Exercise materials —
☆ ☆ ☆ ☆

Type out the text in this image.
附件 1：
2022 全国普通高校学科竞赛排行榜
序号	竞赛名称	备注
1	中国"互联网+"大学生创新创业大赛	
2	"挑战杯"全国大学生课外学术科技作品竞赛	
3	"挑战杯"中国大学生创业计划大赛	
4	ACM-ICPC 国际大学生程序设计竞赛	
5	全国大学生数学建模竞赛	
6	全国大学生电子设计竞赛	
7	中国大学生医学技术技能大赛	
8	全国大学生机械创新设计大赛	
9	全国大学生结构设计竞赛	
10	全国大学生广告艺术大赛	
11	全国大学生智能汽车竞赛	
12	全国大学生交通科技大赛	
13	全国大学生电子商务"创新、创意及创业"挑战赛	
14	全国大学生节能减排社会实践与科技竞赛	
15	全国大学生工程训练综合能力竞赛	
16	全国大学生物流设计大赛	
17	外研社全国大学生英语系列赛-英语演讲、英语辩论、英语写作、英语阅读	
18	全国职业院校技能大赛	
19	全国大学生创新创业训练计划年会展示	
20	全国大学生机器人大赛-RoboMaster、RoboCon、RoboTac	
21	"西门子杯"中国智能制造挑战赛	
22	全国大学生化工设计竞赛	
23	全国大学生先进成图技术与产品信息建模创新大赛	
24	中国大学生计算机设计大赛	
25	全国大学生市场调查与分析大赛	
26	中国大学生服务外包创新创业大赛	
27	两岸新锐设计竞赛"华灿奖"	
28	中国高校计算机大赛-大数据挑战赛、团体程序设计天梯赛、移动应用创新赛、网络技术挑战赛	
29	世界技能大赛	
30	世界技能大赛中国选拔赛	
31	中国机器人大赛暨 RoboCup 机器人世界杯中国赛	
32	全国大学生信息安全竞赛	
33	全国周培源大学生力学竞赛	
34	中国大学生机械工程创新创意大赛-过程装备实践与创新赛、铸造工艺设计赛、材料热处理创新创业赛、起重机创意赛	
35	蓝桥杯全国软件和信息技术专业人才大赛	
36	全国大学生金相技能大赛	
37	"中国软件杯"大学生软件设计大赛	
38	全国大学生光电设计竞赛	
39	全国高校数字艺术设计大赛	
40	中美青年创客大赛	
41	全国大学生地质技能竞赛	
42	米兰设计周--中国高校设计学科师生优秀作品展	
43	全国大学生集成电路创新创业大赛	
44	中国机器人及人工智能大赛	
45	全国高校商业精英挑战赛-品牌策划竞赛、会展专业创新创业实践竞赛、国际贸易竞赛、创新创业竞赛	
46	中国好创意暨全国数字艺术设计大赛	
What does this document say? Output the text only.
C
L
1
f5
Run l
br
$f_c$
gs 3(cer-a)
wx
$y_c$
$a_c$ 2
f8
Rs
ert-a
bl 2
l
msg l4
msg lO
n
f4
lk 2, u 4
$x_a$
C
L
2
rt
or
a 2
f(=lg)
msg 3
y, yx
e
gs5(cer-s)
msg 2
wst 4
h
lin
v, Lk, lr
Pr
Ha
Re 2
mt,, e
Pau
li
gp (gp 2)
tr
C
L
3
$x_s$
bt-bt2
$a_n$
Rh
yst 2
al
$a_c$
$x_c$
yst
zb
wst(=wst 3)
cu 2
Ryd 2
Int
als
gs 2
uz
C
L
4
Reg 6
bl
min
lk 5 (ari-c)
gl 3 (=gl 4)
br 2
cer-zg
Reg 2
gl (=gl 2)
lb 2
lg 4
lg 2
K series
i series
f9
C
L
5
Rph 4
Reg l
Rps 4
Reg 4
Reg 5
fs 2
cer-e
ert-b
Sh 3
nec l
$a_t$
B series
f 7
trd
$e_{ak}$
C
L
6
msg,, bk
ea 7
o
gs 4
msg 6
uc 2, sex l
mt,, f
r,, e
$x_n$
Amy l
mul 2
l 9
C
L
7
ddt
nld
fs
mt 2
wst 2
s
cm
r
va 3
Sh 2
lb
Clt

☆ ☆ ☆ ☆

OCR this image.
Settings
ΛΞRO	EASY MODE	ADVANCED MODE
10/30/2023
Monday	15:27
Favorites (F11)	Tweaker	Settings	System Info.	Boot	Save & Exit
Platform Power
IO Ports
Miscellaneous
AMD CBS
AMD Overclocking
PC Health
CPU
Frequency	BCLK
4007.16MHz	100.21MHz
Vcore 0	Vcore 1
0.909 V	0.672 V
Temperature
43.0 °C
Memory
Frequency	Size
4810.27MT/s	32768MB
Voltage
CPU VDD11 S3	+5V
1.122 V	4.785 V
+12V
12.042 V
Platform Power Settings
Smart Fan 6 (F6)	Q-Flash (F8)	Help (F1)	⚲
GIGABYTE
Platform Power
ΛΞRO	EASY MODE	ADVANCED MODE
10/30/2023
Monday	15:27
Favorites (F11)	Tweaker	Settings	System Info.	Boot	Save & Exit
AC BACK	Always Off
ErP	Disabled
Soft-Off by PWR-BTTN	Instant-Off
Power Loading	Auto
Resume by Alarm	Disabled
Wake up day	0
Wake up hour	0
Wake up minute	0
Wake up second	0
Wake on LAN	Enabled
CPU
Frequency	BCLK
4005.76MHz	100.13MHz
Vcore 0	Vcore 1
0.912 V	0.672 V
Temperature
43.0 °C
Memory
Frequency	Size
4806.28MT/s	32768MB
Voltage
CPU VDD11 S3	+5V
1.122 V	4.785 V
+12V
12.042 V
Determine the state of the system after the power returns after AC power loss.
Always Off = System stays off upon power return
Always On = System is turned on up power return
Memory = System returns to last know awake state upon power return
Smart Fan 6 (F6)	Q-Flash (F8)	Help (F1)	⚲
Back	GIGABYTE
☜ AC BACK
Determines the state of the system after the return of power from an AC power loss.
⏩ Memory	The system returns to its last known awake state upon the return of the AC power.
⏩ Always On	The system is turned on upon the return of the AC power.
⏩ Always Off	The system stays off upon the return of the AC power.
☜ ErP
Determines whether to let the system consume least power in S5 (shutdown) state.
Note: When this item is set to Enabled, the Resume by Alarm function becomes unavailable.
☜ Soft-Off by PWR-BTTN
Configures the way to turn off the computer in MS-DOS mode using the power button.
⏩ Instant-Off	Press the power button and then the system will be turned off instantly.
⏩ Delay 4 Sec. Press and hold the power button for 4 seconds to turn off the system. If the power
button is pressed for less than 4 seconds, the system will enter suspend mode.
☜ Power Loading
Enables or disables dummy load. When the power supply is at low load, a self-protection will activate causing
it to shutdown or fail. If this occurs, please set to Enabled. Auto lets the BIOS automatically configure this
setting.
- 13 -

☆ ☆ ☆ ☆

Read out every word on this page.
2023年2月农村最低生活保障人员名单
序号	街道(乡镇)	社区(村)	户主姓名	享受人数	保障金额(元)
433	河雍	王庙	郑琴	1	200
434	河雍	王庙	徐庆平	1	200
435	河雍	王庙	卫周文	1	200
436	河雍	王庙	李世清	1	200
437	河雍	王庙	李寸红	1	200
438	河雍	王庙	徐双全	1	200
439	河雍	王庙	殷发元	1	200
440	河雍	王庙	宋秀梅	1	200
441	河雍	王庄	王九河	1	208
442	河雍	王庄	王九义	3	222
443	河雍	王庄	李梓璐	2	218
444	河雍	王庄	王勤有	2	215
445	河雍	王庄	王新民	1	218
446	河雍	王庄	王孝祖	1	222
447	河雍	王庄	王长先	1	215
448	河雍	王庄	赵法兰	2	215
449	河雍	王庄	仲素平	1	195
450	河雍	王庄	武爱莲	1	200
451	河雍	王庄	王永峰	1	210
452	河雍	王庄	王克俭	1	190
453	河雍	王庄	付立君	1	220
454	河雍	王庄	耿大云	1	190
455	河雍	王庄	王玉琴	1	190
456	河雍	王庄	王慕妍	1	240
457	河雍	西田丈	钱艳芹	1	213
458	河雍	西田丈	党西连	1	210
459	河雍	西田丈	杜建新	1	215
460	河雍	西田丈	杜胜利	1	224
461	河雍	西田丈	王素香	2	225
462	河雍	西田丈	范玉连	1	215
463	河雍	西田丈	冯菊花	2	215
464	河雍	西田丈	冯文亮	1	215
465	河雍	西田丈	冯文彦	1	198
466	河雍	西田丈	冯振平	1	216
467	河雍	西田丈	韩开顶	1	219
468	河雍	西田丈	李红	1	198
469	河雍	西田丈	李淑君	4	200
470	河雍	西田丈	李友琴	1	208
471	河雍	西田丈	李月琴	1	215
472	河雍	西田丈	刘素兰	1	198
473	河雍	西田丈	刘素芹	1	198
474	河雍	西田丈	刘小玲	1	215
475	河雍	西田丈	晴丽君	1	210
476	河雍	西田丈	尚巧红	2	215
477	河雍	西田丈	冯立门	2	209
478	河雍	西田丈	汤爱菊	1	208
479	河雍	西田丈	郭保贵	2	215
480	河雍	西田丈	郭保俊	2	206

☆ ☆ ☆ ☆

Job — Go through the entries above and pull out each line with "Resume" in it.

The answer —
Resume by Alarm	Disabled
Note: When this item is set to Enabled, the Resume by Alarm function becomes unavailable.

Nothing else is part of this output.